PROMPT
Here are some records; quote them exactly, leaving out the pictures.

Figure collection entries:
———
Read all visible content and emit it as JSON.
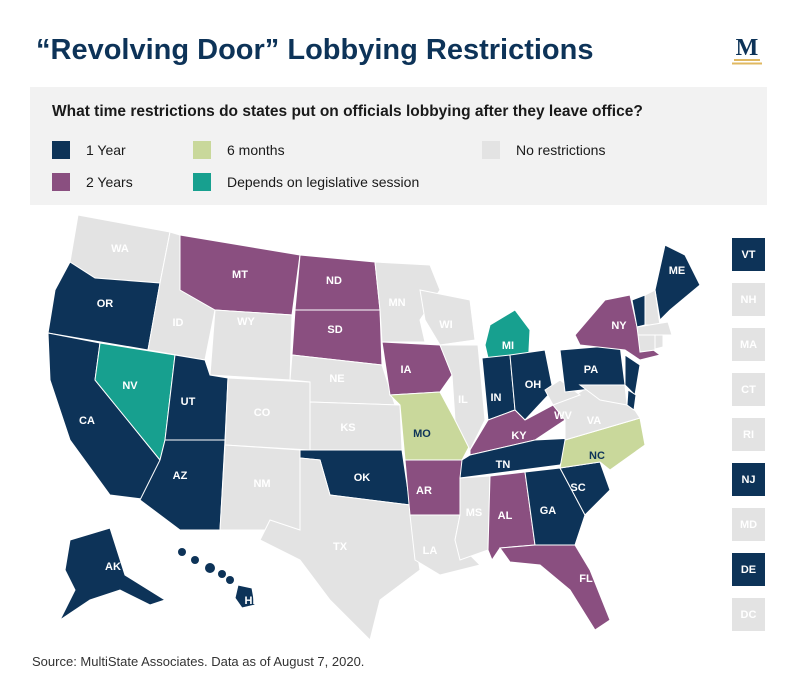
{
  "title": "“Revolving Door” Lobbying Restrictions",
  "logo_text": "M",
  "legend": {
    "question": "What time restrictions do states put on officials lobbying after they leave office?",
    "items": [
      {
        "key": "1y",
        "label": "1 Year",
        "color": "#0d3358"
      },
      {
        "key": "6m",
        "label": "6 months",
        "color": "#c9d89b"
      },
      {
        "key": "none",
        "label": "No restrictions",
        "color": "#e3e3e3"
      },
      {
        "key": "2y",
        "label": "2 Years",
        "color": "#8a4f80"
      },
      {
        "key": "dep",
        "label": "Depends on legislative session",
        "color": "#17a08f"
      }
    ]
  },
  "states": [
    {
      "abbr": "WA",
      "cat": "none"
    },
    {
      "abbr": "OR",
      "cat": "1y"
    },
    {
      "abbr": "CA",
      "cat": "1y"
    },
    {
      "abbr": "NV",
      "cat": "dep"
    },
    {
      "abbr": "ID",
      "cat": "none"
    },
    {
      "abbr": "MT",
      "cat": "2y"
    },
    {
      "abbr": "WY",
      "cat": "none"
    },
    {
      "abbr": "UT",
      "cat": "1y"
    },
    {
      "abbr": "AZ",
      "cat": "1y"
    },
    {
      "abbr": "CO",
      "cat": "none"
    },
    {
      "abbr": "NM",
      "cat": "none"
    },
    {
      "abbr": "ND",
      "cat": "2y"
    },
    {
      "abbr": "SD",
      "cat": "2y"
    },
    {
      "abbr": "NE",
      "cat": "none"
    },
    {
      "abbr": "KS",
      "cat": "none"
    },
    {
      "abbr": "OK",
      "cat": "1y"
    },
    {
      "abbr": "TX",
      "cat": "none"
    },
    {
      "abbr": "MN",
      "cat": "none"
    },
    {
      "abbr": "IA",
      "cat": "2y"
    },
    {
      "abbr": "MO",
      "cat": "6m"
    },
    {
      "abbr": "AR",
      "cat": "2y"
    },
    {
      "abbr": "LA",
      "cat": "none"
    },
    {
      "abbr": "WI",
      "cat": "none"
    },
    {
      "abbr": "IL",
      "cat": "none"
    },
    {
      "abbr": "MI",
      "cat": "dep"
    },
    {
      "abbr": "IN",
      "cat": "1y"
    },
    {
      "abbr": "OH",
      "cat": "1y"
    },
    {
      "abbr": "KY",
      "cat": "2y"
    },
    {
      "abbr": "TN",
      "cat": "1y"
    },
    {
      "abbr": "MS",
      "cat": "none"
    },
    {
      "abbr": "AL",
      "cat": "2y"
    },
    {
      "abbr": "GA",
      "cat": "1y"
    },
    {
      "abbr": "FL",
      "cat": "2y"
    },
    {
      "abbr": "SC",
      "cat": "1y"
    },
    {
      "abbr": "NC",
      "cat": "6m"
    },
    {
      "abbr": "VA",
      "cat": "none"
    },
    {
      "abbr": "WV",
      "cat": "none"
    },
    {
      "abbr": "PA",
      "cat": "1y"
    },
    {
      "abbr": "NY",
      "cat": "2y"
    },
    {
      "abbr": "ME",
      "cat": "1y"
    },
    {
      "abbr": "AK",
      "cat": "1y"
    },
    {
      "abbr": "HI",
      "cat": "1y"
    },
    {
      "abbr": "NJ",
      "cat": "1y"
    },
    {
      "abbr": "DE",
      "cat": "1y"
    },
    {
      "abbr": "MD",
      "cat": "none"
    },
    {
      "abbr": "VT",
      "cat": "1y"
    },
    {
      "abbr": "NH",
      "cat": "none"
    },
    {
      "abbr": "MA",
      "cat": "none"
    },
    {
      "abbr": "CT",
      "cat": "none"
    },
    {
      "abbr": "RI",
      "cat": "none"
    }
  ],
  "side_tiles": [
    {
      "abbr": "VT",
      "cat": "1y"
    },
    {
      "abbr": "NH",
      "cat": "none"
    },
    {
      "abbr": "MA",
      "cat": "none"
    },
    {
      "abbr": "CT",
      "cat": "none"
    },
    {
      "abbr": "RI",
      "cat": "none"
    },
    {
      "abbr": "NJ",
      "cat": "1y"
    },
    {
      "abbr": "MD",
      "cat": "none"
    },
    {
      "abbr": "DE",
      "cat": "1y"
    },
    {
      "abbr": "DC",
      "cat": "none"
    }
  ],
  "source": "Source: MultiState Associates. Data as of August 7, 2020."
}
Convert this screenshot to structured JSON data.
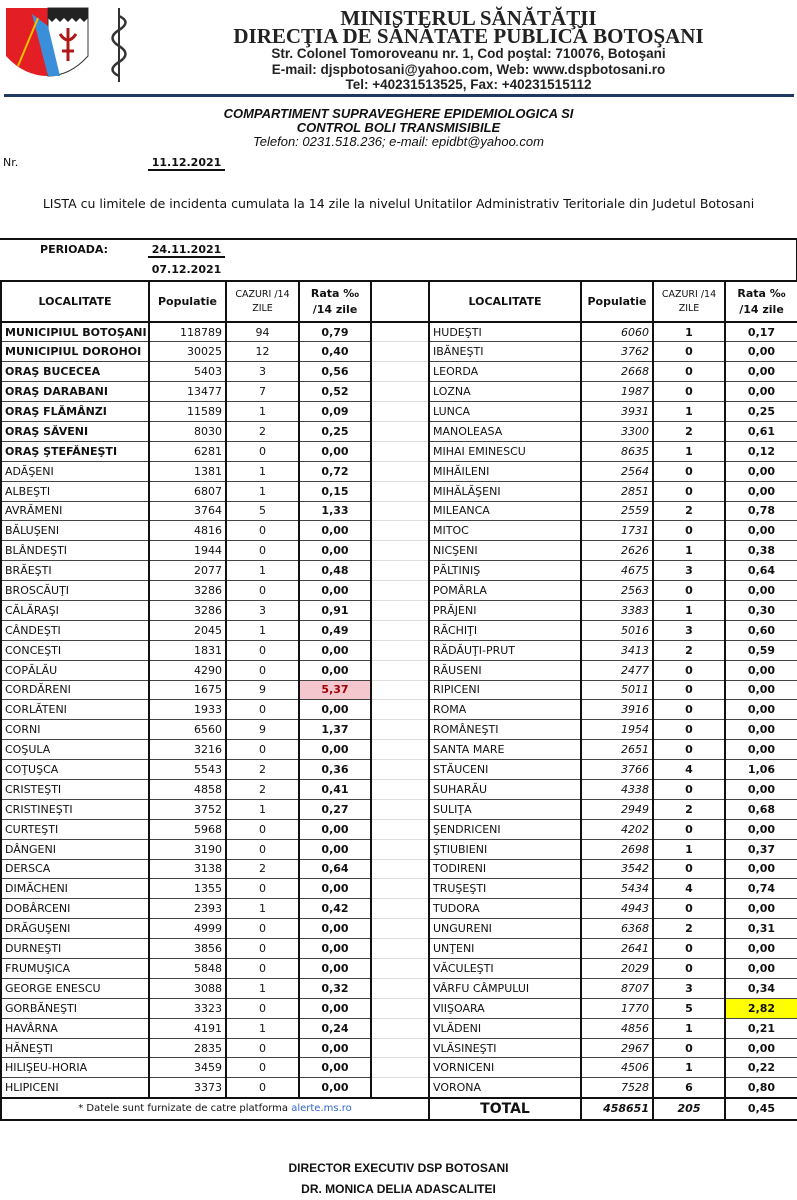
———
COMPLETE OUTPUT
Read all visible content and emit it as JSON.
{
  "title": "“Revolving Door” Lobbying Restrictions",
  "logo_text": "M",
  "legend": {
    "question": "What time restrictions do states put on officials lobbying after they leave office?",
    "items": [
      {
        "key": "1y",
        "label": "1 Year",
        "color": "#0d3358"
      },
      {
        "key": "6m",
        "label": "6 months",
        "color": "#c9d89b"
      },
      {
        "key": "none",
        "label": "No restrictions",
        "color": "#e3e3e3"
      },
      {
        "key": "2y",
        "label": "2 Years",
        "color": "#8a4f80"
      },
      {
        "key": "dep",
        "label": "Depends on legislative session",
        "color": "#17a08f"
      }
    ]
  },
  "states": [
    {
      "abbr": "WA",
      "cat": "none"
    },
    {
      "abbr": "OR",
      "cat": "1y"
    },
    {
      "abbr": "CA",
      "cat": "1y"
    },
    {
      "abbr": "NV",
      "cat": "dep"
    },
    {
      "abbr": "ID",
      "cat": "none"
    },
    {
      "abbr": "MT",
      "cat": "2y"
    },
    {
      "abbr": "WY",
      "cat": "none"
    },
    {
      "abbr": "UT",
      "cat": "1y"
    },
    {
      "abbr": "AZ",
      "cat": "1y"
    },
    {
      "abbr": "CO",
      "cat": "none"
    },
    {
      "abbr": "NM",
      "cat": "none"
    },
    {
      "abbr": "ND",
      "cat": "2y"
    },
    {
      "abbr": "SD",
      "cat": "2y"
    },
    {
      "abbr": "NE",
      "cat": "none"
    },
    {
      "abbr": "KS",
      "cat": "none"
    },
    {
      "abbr": "OK",
      "cat": "1y"
    },
    {
      "abbr": "TX",
      "cat": "none"
    },
    {
      "abbr": "MN",
      "cat": "none"
    },
    {
      "abbr": "IA",
      "cat": "2y"
    },
    {
      "abbr": "MO",
      "cat": "6m"
    },
    {
      "abbr": "AR",
      "cat": "2y"
    },
    {
      "abbr": "LA",
      "cat": "none"
    },
    {
      "abbr": "WI",
      "cat": "none"
    },
    {
      "abbr": "IL",
      "cat": "none"
    },
    {
      "abbr": "MI",
      "cat": "dep"
    },
    {
      "abbr": "IN",
      "cat": "1y"
    },
    {
      "abbr": "OH",
      "cat": "1y"
    },
    {
      "abbr": "KY",
      "cat": "2y"
    },
    {
      "abbr": "TN",
      "cat": "1y"
    },
    {
      "abbr": "MS",
      "cat": "none"
    },
    {
      "abbr": "AL",
      "cat": "2y"
    },
    {
      "abbr": "GA",
      "cat": "1y"
    },
    {
      "abbr": "FL",
      "cat": "2y"
    },
    {
      "abbr": "SC",
      "cat": "1y"
    },
    {
      "abbr": "NC",
      "cat": "6m"
    },
    {
      "abbr": "VA",
      "cat": "none"
    },
    {
      "abbr": "WV",
      "cat": "none"
    },
    {
      "abbr": "PA",
      "cat": "1y"
    },
    {
      "abbr": "NY",
      "cat": "2y"
    },
    {
      "abbr": "ME",
      "cat": "1y"
    },
    {
      "abbr": "AK",
      "cat": "1y"
    },
    {
      "abbr": "HI",
      "cat": "1y"
    },
    {
      "abbr": "NJ",
      "cat": "1y"
    },
    {
      "abbr": "DE",
      "cat": "1y"
    },
    {
      "abbr": "MD",
      "cat": "none"
    },
    {
      "abbr": "VT",
      "cat": "1y"
    },
    {
      "abbr": "NH",
      "cat": "none"
    },
    {
      "abbr": "MA",
      "cat": "none"
    },
    {
      "abbr": "CT",
      "cat": "none"
    },
    {
      "abbr": "RI",
      "cat": "none"
    }
  ],
  "side_tiles": [
    {
      "abbr": "VT",
      "cat": "1y"
    },
    {
      "abbr": "NH",
      "cat": "none"
    },
    {
      "abbr": "MA",
      "cat": "none"
    },
    {
      "abbr": "CT",
      "cat": "none"
    },
    {
      "abbr": "RI",
      "cat": "none"
    },
    {
      "abbr": "NJ",
      "cat": "1y"
    },
    {
      "abbr": "MD",
      "cat": "none"
    },
    {
      "abbr": "DE",
      "cat": "1y"
    },
    {
      "abbr": "DC",
      "cat": "none"
    }
  ],
  "source": "Source: MultiState Associates. Data as of August 7, 2020."
}
Convert this screenshot to structured JSON data.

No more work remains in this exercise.